* _DIRECTION_
Reproduce every record exactly as it appears, but not the pictures.

** BEGIN **

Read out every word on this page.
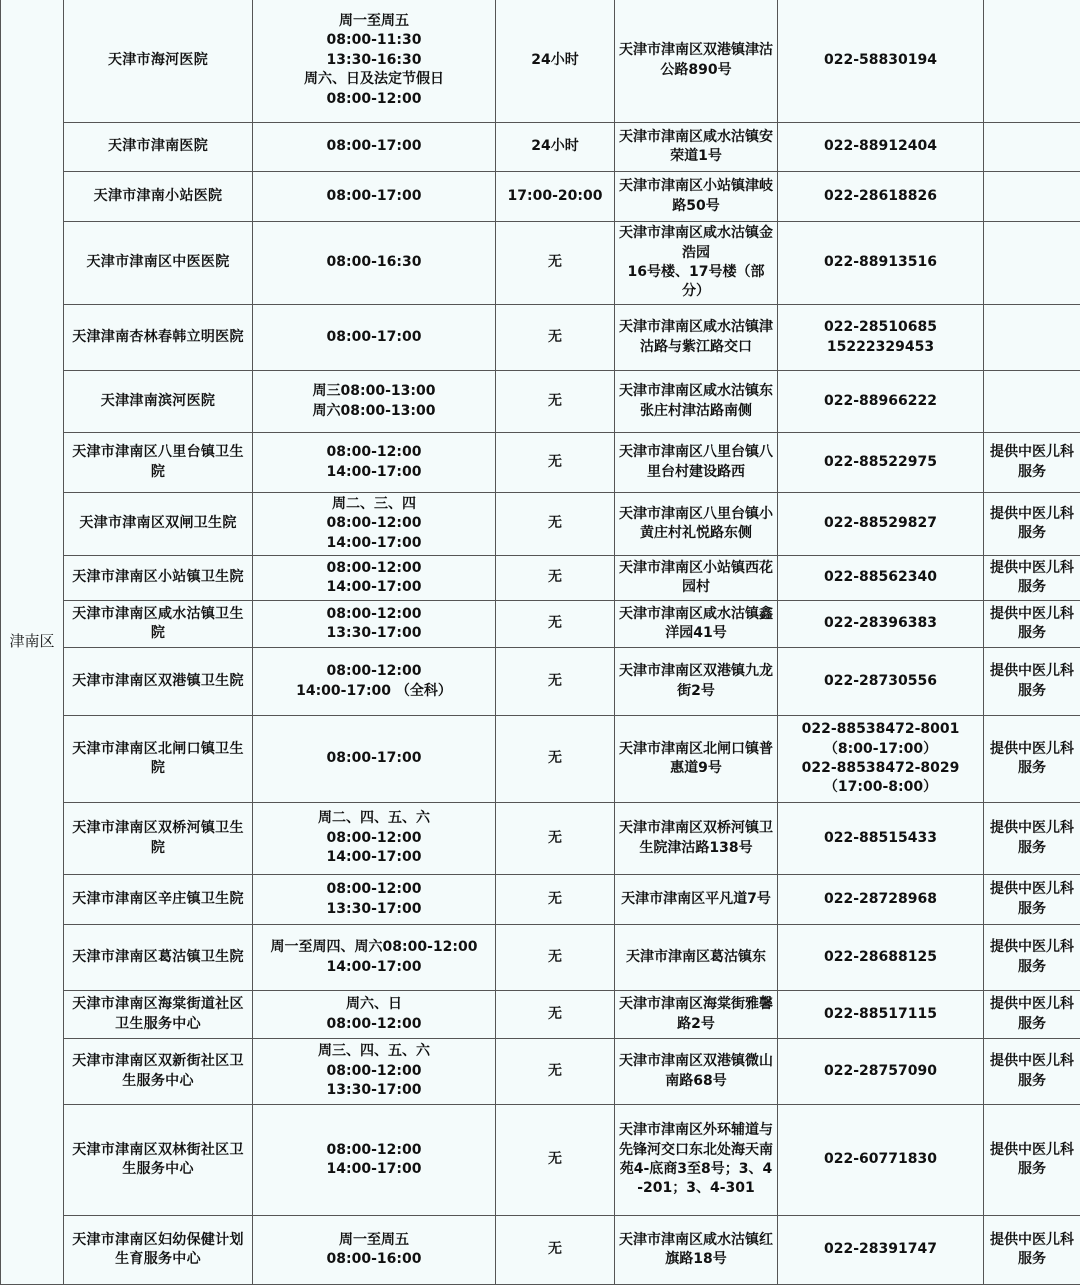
津南区	天津市海河医院	周一至周五
08:00-11:30
13:30-16:30
周六、日及法定节假日
08:00-12:00	24小时	天津市津南区双港镇津沽公路890号	022-58830194	
	天津市津南医院	08:00-17:00	24小时	天津市津南区咸水沽镇安荣道1号	022-88912404	
	天津市津南小站医院	08:00-17:00	17:00-20:00	天津市津南区小站镇津岐路50号	022-28618826	
	天津市津南区中医医院	08:00-16:30	无	天津市津南区咸水沽镇金浩园
16号楼、17号楼（部分）	022-88913516	
	天津津南杏林春韩立明医院	08:00-17:00	无	天津市津南区咸水沽镇津沽路与紫江路交口	022-28510685
15222329453	
	天津津南滨河医院	周三08:00-13:00
周六08:00-13:00	无	天津市津南区咸水沽镇东张庄村津沽路南侧	022-88966222	
	天津市津南区八里台镇卫生院	08:00-12:00
14:00-17:00	无	天津市津南区八里台镇八里台村建设路西	022-88522975	提供中医儿科服务
	天津市津南区双闸卫生院	周二、三、四
08:00-12:00
14:00-17:00	无	天津市津南区八里台镇小黄庄村礼悦路东侧	022-88529827	提供中医儿科服务
	天津市津南区小站镇卫生院	08:00-12:00
14:00-17:00	无	天津市津南区小站镇西花园村	022-88562340	提供中医儿科服务
	天津市津南区咸水沽镇卫生院	08:00-12:00
13:30-17:00	无	天津市津南区咸水沽镇鑫洋园41号	022-28396383	提供中医儿科服务
	天津市津南区双港镇卫生院	08:00-12:00
14:00-17:00 （全科）	无	天津市津南区双港镇九龙街2号	022-28730556	提供中医儿科服务
	天津市津南区北闸口镇卫生院	08:00-17:00	无	天津市津南区北闸口镇普惠道9号	022-88538472-8001
（8:00-17:00）
022-88538472-8029
（17:00-8:00）	提供中医儿科服务
	天津市津南区双桥河镇卫生院	周二、四、五、六
08:00-12:00
14:00-17:00	无	天津市津南区双桥河镇卫生院津沽路138号	022-88515433	提供中医儿科服务
	天津市津南区辛庄镇卫生院	08:00-12:00
13:30-17:00	无	天津市津南区平凡道7号	022-28728968	提供中医儿科服务
	天津市津南区葛沽镇卫生院	周一至周四、周六08:00-12:00
14:00-17:00	无	天津市津南区葛沽镇东	022-28688125	提供中医儿科服务
	天津市津南区海棠街道社区卫生服务中心	周六、日
08:00-12:00	无	天津市津南区海棠街雅馨路2号	022-88517115	提供中医儿科服务
	天津市津南区双新街社区卫生服务中心	周三、四、五、六
08:00-12:00
13:30-17:00	无	天津市津南区双港镇微山南路68号	022-28757090	提供中医儿科服务
	天津市津南区双林街社区卫生服务中心	08:00-12:00
14:00-17:00	无	天津市津南区外环辅道与先锋河交口东北处海天南苑4-底商3至8号；3、4-201；3、4-301	022-60771830	提供中医儿科服务
	天津市津南区妇幼保健计划生育服务中心	周一至周五
08:00-16:00	无	天津市津南区咸水沽镇红旗路18号	022-28391747	提供中医儿科服务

** END **

* _ANSWER TO THE EXERCISE_
Read out every word on this page.
津南区	天津市海河医院	周一至周五
08:00-11:30
13:30-16:30
周六、日及法定节假日
08:00-12:00	24小时	天津市津南区双港镇津沽公路890号	022-58830194	
	天津市津南医院	08:00-17:00	24小时	天津市津南区咸水沽镇安荣道1号	022-88912404	
	天津市津南小站医院	08:00-17:00	17:00-20:00	天津市津南区小站镇津岐路50号	022-28618826	
	天津市津南区中医医院	08:00-16:30	无	天津市津南区咸水沽镇金浩园
16号楼、17号楼（部分）	022-88913516	
	天津津南杏林春韩立明医院	08:00-17:00	无	天津市津南区咸水沽镇津沽路与紫江路交口	022-28510685
15222329453	
	天津津南滨河医院	周三08:00-13:00
周六08:00-13:00	无	天津市津南区咸水沽镇东张庄村津沽路南侧	022-88966222	
	天津市津南区八里台镇卫生院	08:00-12:00
14:00-17:00	无	天津市津南区八里台镇八里台村建设路西	022-88522975	提供中医儿科服务
	天津市津南区双闸卫生院	周二、三、四
08:00-12:00
14:00-17:00	无	天津市津南区八里台镇小黄庄村礼悦路东侧	022-88529827	提供中医儿科服务
	天津市津南区小站镇卫生院	08:00-12:00
14:00-17:00	无	天津市津南区小站镇西花园村	022-88562340	提供中医儿科服务
	天津市津南区咸水沽镇卫生院	08:00-12:00
13:30-17:00	无	天津市津南区咸水沽镇鑫洋园41号	022-28396383	提供中医儿科服务
	天津市津南区双港镇卫生院	08:00-12:00
14:00-17:00 （全科）	无	天津市津南区双港镇九龙街2号	022-28730556	提供中医儿科服务
	天津市津南区北闸口镇卫生院	08:00-17:00	无	天津市津南区北闸口镇普惠道9号	022-88538472-8001
（8:00-17:00）
022-88538472-8029
（17:00-8:00）	提供中医儿科服务
	天津市津南区双桥河镇卫生院	周二、四、五、六
08:00-12:00
14:00-17:00	无	天津市津南区双桥河镇卫生院津沽路138号	022-88515433	提供中医儿科服务
	天津市津南区辛庄镇卫生院	08:00-12:00
13:30-17:00	无	天津市津南区平凡道7号	022-28728968	提供中医儿科服务
	天津市津南区葛沽镇卫生院	周一至周四、周六08:00-12:00
14:00-17:00	无	天津市津南区葛沽镇东	022-28688125	提供中医儿科服务
	天津市津南区海棠街道社区卫生服务中心	周六、日
08:00-12:00	无	天津市津南区海棠街雅馨路2号	022-88517115	提供中医儿科服务
	天津市津南区双新街社区卫生服务中心	周三、四、五、六
08:00-12:00
13:30-17:00	无	天津市津南区双港镇微山南路68号	022-28757090	提供中医儿科服务
	天津市津南区双林街社区卫生服务中心	08:00-12:00
14:00-17:00	无	天津市津南区外环辅道与先锋河交口东北处海天南苑4-底商3至8号；3、4-201；3、4-301	022-60771830	提供中医儿科服务
	天津市津南区妇幼保健计划生育服务中心	周一至周五
08:00-16:00	无	天津市津南区咸水沽镇红旗路18号	022-28391747	提供中医儿科服务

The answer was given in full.